* **EXTRAIT FOURNI**:
-.-.-

Dans ses expériences il ne fait aucune invocation, n'emploie aucun signe
cabalistique, ne prononce ni formules, ni paroles sacramentelles. Lorsqu'une
question lui est faite, il concentre, dit-il, son attention et sa volonté sur le
sujet proposé en regardant au fond du verre, où se forment à l'instant les
images des personnes et des choses relatives à l'objet qui l'occupe. Quant aux
personnes, il les dépeint au physique et au moral, comme le ferait un
somnambule lucide, de manière à ne laisser aucun doute sur leur identité. Il
décrit aussi, avec plus ou moins de précision, les lieux qu'il ne connaît
pas ; ceci détruit l'idée que ce qu'il voit est un jeu de son imagination.
Lorsqu'il a dit à M. de W… que la source était à tant de pieds au-dessous
du quatorzième tuyau, il ne pouvait certainement pas le prendre dans son propre
cerveau. Pour se rendre plus intelligible, il se sert au besoin d'un morceau de
craie, avec lequel il trace sur la table des points, des ronds, des lignes de
diverses grandeurs, indiquant les personnes et les lieux dont il parle, leur
position relative, etc., de manière à n'avoir qu'à les montrer quand il y
revient, en disant : C'est celui-ci qui fait telle chose, ou c'est dans
tel endroit que telle chose se passe.
Un
jour, une dame l'interrogeait sur le sort d'une jeune fille enlevée par des
Bohémiens depuis plus de quinze ans, sans qu'on ait pu en avoir des nouvelles
depuis lors. Partant, à la manière des somnambules, de l'endroit où la chose
avait eu lieu, il suivait les traces de l'enfant qu'il disait voir dans son
verre, et qui avait, selon lui, suivi les bords d'une grande eau, c'est-à-dire,
la mer. Il affirma qu'elle vivait, décrivit sa situation, sans toutefois
pouvoir préciser le lieu de sa résidence, parce que, dit-il, l'époque voulue
pour qu'elle fût rendue à sa mère n'était pas encore arrivée ; qu'il
fallait au préalable que certaines choses qu'il spécifia fussent accomplies, et
qu'alors une circonstance fortuite ferait que la mère reconnaîtrait son enfant.

-.-.-

* **DONNÉES FOURNIES**:
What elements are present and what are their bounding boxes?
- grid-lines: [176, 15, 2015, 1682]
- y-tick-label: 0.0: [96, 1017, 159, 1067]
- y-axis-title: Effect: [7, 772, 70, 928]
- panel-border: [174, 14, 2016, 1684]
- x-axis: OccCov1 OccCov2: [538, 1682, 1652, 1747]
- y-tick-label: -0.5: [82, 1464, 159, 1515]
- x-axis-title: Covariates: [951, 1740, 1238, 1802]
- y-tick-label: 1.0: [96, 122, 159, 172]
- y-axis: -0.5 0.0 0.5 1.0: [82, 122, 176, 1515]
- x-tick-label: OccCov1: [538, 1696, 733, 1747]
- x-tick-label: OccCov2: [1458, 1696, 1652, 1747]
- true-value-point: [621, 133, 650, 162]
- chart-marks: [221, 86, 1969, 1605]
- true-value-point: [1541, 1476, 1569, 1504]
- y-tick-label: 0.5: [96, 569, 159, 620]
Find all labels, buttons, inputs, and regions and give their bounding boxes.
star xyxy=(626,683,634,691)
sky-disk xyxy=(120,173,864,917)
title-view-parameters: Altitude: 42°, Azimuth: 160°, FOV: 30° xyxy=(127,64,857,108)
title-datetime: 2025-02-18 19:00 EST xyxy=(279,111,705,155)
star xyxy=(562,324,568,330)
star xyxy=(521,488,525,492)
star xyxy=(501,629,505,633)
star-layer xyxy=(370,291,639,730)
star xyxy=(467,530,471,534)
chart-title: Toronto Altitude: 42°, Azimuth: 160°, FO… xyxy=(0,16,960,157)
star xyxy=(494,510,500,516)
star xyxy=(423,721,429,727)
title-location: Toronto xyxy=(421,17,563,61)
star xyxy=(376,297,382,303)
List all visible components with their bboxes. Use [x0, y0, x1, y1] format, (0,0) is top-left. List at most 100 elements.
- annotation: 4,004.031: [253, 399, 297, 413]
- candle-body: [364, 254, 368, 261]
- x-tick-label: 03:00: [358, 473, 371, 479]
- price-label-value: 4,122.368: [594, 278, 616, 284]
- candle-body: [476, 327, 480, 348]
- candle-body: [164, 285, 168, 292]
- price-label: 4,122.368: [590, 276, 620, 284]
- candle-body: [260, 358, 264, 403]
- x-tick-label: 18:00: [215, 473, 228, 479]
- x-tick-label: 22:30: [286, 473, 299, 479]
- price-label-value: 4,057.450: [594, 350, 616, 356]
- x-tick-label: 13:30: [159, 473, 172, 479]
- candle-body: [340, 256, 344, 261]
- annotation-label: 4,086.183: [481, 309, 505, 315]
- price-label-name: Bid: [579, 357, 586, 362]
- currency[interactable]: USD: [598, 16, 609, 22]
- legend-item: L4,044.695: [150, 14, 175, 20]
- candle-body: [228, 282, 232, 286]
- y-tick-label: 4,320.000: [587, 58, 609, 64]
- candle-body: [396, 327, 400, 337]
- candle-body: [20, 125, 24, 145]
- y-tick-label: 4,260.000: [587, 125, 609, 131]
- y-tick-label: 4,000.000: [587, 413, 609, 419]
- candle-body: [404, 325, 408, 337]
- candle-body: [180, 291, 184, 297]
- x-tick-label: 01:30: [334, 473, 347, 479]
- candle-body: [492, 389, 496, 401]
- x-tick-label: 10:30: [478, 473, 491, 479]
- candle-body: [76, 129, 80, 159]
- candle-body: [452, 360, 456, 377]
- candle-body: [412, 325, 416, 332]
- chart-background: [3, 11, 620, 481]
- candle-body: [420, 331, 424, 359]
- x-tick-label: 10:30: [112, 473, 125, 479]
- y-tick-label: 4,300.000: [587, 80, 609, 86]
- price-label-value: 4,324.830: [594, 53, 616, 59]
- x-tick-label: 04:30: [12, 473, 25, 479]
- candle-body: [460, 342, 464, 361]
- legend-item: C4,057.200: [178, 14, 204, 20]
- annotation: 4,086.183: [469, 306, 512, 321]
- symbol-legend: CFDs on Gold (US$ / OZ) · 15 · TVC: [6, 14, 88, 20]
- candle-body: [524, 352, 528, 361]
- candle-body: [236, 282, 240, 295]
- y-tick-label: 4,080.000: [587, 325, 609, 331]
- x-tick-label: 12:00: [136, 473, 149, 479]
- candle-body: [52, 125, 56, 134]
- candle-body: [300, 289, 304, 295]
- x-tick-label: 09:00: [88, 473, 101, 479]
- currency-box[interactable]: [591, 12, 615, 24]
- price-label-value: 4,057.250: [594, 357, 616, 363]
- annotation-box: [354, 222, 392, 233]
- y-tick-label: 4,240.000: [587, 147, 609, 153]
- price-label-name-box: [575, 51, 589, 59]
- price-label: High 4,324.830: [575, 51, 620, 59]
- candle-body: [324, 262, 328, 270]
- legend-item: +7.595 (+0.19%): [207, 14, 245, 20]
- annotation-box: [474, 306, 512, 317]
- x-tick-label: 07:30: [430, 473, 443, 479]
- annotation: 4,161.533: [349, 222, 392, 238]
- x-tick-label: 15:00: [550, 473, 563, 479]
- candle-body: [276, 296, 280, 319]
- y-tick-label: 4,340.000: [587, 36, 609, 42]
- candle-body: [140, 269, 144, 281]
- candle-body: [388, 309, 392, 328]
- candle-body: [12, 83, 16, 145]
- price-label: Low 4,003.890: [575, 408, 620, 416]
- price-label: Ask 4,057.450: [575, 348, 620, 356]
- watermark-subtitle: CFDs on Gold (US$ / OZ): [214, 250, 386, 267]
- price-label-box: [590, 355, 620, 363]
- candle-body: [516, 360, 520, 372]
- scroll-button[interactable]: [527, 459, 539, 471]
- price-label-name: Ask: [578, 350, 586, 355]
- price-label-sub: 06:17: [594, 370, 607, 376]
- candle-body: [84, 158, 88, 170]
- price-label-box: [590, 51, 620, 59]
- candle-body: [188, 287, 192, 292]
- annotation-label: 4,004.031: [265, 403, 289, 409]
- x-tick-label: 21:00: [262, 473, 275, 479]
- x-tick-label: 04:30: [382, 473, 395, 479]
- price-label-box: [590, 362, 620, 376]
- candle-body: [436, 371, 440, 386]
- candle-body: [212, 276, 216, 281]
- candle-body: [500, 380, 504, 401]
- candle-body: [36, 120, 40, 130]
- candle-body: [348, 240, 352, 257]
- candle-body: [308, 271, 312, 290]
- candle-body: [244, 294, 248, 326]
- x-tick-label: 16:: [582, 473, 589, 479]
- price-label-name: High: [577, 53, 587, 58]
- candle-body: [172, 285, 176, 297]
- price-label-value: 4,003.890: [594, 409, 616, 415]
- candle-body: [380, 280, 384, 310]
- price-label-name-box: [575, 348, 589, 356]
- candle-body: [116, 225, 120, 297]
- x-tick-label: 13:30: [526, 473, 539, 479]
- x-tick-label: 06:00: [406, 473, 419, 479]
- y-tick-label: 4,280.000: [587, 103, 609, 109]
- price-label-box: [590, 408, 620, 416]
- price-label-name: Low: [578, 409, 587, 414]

-.-.-

* **EXERCICE PROPOSÉ**:
Recopiez mot pour mot le passage du texte sur les visions dans le verre, à partir de « Dans ses expériences » jusqu'à « de son imagination. » compris.

* **RÉPONSE**:
Dans ses expériences il ne fait aucune invocation, n'emploie aucun signe
cabalistique, ne prononce ni formules, ni paroles sacramentelles. Lorsqu'une
question lui est faite, il concentre, dit-il, son attention et sa volonté sur le
sujet proposé en regardant au fond du verre, où se forment à l'instant les
images des personnes et des choses relatives à l'objet qui l'occupe. Quant aux
personnes, il les dépeint au physique et au moral, comme le ferait un
somnambule lucide, de manière à ne laisser aucun doute sur leur identité. Il
décrit aussi, avec plus ou moins de précision, les lieux qu'il ne connaît
pas ; ceci détruit l'idée que ce qu'il voit est un jeu de son imagination.